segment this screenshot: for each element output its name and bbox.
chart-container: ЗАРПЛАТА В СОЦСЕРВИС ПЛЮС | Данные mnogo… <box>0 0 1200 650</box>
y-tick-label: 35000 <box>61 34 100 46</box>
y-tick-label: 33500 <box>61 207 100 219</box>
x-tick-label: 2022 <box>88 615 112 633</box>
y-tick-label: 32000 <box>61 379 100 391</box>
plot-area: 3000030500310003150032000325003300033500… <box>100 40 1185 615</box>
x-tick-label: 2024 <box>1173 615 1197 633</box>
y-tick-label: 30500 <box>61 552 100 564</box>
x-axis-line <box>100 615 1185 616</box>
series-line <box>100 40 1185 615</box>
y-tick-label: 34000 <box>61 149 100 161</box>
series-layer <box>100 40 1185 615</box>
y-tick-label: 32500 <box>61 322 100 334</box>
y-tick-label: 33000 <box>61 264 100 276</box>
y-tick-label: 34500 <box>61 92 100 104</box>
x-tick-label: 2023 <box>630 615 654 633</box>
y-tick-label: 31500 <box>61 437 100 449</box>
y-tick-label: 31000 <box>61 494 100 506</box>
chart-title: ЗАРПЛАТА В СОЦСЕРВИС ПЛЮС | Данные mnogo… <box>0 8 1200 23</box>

■ Instructions for the task:
Copy the records above verbatim, line for line.

■ Written solution:
segment this screenshot: for each element output its name and bbox.
chart-container: ЗАРПЛАТА В СОЦСЕРВИС ПЛЮС | Данные mnogo… <box>0 0 1200 650</box>
y-tick-label: 35000 <box>61 34 100 46</box>
y-tick-label: 33500 <box>61 207 100 219</box>
x-tick-label: 2022 <box>88 615 112 633</box>
y-tick-label: 32000 <box>61 379 100 391</box>
plot-area: 3000030500310003150032000325003300033500… <box>100 40 1185 615</box>
x-tick-label: 2024 <box>1173 615 1197 633</box>
y-tick-label: 30500 <box>61 552 100 564</box>
x-axis-line <box>100 615 1185 616</box>
series-line <box>100 40 1185 615</box>
y-tick-label: 34000 <box>61 149 100 161</box>
series-layer <box>100 40 1185 615</box>
y-tick-label: 32500 <box>61 322 100 334</box>
y-tick-label: 33000 <box>61 264 100 276</box>
y-tick-label: 34500 <box>61 92 100 104</box>
x-tick-label: 2023 <box>630 615 654 633</box>
y-tick-label: 31500 <box>61 437 100 449</box>
y-tick-label: 31000 <box>61 494 100 506</box>
chart-title: ЗАРПЛАТА В СОЦСЕРВИС ПЛЮС | Данные mnogo… <box>0 8 1200 23</box>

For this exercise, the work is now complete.